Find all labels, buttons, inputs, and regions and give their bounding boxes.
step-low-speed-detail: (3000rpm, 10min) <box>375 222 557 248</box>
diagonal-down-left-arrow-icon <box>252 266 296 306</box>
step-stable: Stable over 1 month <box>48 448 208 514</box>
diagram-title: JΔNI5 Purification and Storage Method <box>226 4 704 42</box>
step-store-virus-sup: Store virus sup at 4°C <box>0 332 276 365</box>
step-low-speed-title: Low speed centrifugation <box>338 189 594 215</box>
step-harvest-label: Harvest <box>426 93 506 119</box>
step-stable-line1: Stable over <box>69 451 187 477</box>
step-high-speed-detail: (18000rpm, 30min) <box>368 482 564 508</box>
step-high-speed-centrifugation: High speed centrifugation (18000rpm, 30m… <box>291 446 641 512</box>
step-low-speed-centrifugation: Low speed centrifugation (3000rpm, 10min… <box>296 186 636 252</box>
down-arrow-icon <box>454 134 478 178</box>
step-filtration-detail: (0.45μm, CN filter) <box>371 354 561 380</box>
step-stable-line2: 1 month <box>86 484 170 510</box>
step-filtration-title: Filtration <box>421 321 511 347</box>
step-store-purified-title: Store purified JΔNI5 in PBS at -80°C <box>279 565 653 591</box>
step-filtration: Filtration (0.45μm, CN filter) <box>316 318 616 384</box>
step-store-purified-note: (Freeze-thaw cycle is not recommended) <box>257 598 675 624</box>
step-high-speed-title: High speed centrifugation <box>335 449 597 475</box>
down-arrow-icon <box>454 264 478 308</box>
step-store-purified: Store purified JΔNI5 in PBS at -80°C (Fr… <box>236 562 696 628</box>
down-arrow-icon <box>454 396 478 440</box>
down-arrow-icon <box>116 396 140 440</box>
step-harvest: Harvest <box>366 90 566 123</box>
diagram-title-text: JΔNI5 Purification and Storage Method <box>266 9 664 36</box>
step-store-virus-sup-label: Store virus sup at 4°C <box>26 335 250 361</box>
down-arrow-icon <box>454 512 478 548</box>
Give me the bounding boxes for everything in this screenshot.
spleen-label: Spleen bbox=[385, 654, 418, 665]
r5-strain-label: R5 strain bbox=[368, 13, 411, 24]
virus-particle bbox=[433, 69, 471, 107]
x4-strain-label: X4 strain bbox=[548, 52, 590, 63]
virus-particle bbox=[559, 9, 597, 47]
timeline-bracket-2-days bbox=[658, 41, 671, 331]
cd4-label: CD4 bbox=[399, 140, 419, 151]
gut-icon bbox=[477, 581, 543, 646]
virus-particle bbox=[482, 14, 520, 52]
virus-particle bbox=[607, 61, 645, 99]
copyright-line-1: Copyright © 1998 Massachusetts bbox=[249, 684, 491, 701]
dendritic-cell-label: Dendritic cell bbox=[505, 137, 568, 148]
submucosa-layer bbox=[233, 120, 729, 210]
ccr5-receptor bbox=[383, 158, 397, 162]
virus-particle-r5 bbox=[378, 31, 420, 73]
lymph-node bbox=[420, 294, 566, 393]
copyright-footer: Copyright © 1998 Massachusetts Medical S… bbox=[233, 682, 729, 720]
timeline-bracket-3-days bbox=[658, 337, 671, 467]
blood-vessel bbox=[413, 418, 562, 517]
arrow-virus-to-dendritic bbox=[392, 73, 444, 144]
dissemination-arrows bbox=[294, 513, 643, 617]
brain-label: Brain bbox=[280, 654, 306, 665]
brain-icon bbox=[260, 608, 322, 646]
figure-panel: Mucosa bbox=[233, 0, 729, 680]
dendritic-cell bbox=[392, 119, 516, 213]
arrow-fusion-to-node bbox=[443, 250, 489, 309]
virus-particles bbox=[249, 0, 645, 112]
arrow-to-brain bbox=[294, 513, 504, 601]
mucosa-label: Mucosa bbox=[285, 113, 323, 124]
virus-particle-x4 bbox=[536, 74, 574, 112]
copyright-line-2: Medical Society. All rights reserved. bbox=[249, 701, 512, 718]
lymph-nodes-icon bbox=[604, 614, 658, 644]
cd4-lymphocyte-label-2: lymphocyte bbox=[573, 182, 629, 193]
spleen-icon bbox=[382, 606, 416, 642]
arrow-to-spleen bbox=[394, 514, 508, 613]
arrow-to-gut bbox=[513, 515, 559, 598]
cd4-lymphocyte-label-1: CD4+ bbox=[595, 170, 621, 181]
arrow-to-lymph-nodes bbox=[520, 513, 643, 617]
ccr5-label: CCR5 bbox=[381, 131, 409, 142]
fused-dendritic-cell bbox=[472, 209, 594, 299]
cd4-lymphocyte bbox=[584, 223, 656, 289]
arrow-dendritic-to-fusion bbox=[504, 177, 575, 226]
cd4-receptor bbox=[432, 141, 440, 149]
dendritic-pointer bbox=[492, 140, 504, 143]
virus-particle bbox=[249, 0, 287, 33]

• **Exercise aim**: Restate the whole listing word for word so that no line differs from the original.

• **Exercise result**:
Find all labels, buttons, inputs, and regions and give their bounding boxes.
step-low-speed-detail: (3000rpm, 10min) <box>375 222 557 248</box>
diagonal-down-left-arrow-icon <box>252 266 296 306</box>
step-stable: Stable over 1 month <box>48 448 208 514</box>
diagram-title: JΔNI5 Purification and Storage Method <box>226 4 704 42</box>
step-store-virus-sup: Store virus sup at 4°C <box>0 332 276 365</box>
step-low-speed-title: Low speed centrifugation <box>338 189 594 215</box>
step-harvest-label: Harvest <box>426 93 506 119</box>
step-stable-line1: Stable over <box>69 451 187 477</box>
step-high-speed-detail: (18000rpm, 30min) <box>368 482 564 508</box>
step-high-speed-centrifugation: High speed centrifugation (18000rpm, 30m… <box>291 446 641 512</box>
step-low-speed-centrifugation: Low speed centrifugation (3000rpm, 10min… <box>296 186 636 252</box>
down-arrow-icon <box>454 134 478 178</box>
step-filtration-detail: (0.45μm, CN filter) <box>371 354 561 380</box>
step-stable-line2: 1 month <box>86 484 170 510</box>
step-filtration-title: Filtration <box>421 321 511 347</box>
step-store-purified-title: Store purified JΔNI5 in PBS at -80°C <box>279 565 653 591</box>
step-filtration: Filtration (0.45μm, CN filter) <box>316 318 616 384</box>
step-store-purified-note: (Freeze-thaw cycle is not recommended) <box>257 598 675 624</box>
step-high-speed-title: High speed centrifugation <box>335 449 597 475</box>
down-arrow-icon <box>454 264 478 308</box>
step-store-purified: Store purified JΔNI5 in PBS at -80°C (Fr… <box>236 562 696 628</box>
down-arrow-icon <box>454 396 478 440</box>
down-arrow-icon <box>116 396 140 440</box>
step-harvest: Harvest <box>366 90 566 123</box>
diagram-title-text: JΔNI5 Purification and Storage Method <box>266 9 664 36</box>
step-store-virus-sup-label: Store virus sup at 4°C <box>26 335 250 361</box>
down-arrow-icon <box>454 512 478 548</box>
Give me the bounding boxes for everything in this screenshot.
spleen-label: Spleen bbox=[385, 654, 418, 665]
r5-strain-label: R5 strain bbox=[368, 13, 411, 24]
virus-particle bbox=[433, 69, 471, 107]
x4-strain-label: X4 strain bbox=[548, 52, 590, 63]
virus-particle bbox=[559, 9, 597, 47]
timeline-bracket-2-days bbox=[658, 41, 671, 331]
cd4-label: CD4 bbox=[399, 140, 419, 151]
gut-icon bbox=[477, 581, 543, 646]
virus-particle bbox=[482, 14, 520, 52]
virus-particle bbox=[607, 61, 645, 99]
copyright-line-1: Copyright © 1998 Massachusetts bbox=[249, 684, 491, 701]
dendritic-cell-label: Dendritic cell bbox=[505, 137, 568, 148]
submucosa-layer bbox=[233, 120, 729, 210]
ccr5-receptor bbox=[383, 158, 397, 162]
virus-particle-r5 bbox=[378, 31, 420, 73]
lymph-node bbox=[420, 294, 566, 393]
copyright-footer: Copyright © 1998 Massachusetts Medical S… bbox=[233, 682, 729, 720]
timeline-bracket-3-days bbox=[658, 337, 671, 467]
blood-vessel bbox=[413, 418, 562, 517]
arrow-virus-to-dendritic bbox=[392, 73, 444, 144]
dissemination-arrows bbox=[294, 513, 643, 617]
brain-label: Brain bbox=[280, 654, 306, 665]
brain-icon bbox=[260, 608, 322, 646]
figure-panel: Mucosa bbox=[233, 0, 729, 680]
dendritic-cell bbox=[392, 119, 516, 213]
arrow-fusion-to-node bbox=[443, 250, 489, 309]
virus-particles bbox=[249, 0, 645, 112]
arrow-to-brain bbox=[294, 513, 504, 601]
mucosa-label: Mucosa bbox=[285, 113, 323, 124]
virus-particle-x4 bbox=[536, 74, 574, 112]
copyright-line-2: Medical Society. All rights reserved. bbox=[249, 701, 512, 718]
lymph-nodes-icon bbox=[604, 614, 658, 644]
cd4-lymphocyte-label-2: lymphocyte bbox=[573, 182, 629, 193]
spleen-icon bbox=[382, 606, 416, 642]
arrow-to-spleen bbox=[394, 514, 508, 613]
arrow-to-gut bbox=[513, 515, 559, 598]
cd4-lymphocyte-label-1: CD4+ bbox=[595, 170, 621, 181]
arrow-to-lymph-nodes bbox=[520, 513, 643, 617]
ccr5-label: CCR5 bbox=[381, 131, 409, 142]
fused-dendritic-cell bbox=[472, 209, 594, 299]
cd4-lymphocyte bbox=[584, 223, 656, 289]
arrow-dendritic-to-fusion bbox=[504, 177, 575, 226]
cd4-receptor bbox=[432, 141, 440, 149]
dendritic-pointer bbox=[492, 140, 504, 143]
virus-particle bbox=[249, 0, 287, 33]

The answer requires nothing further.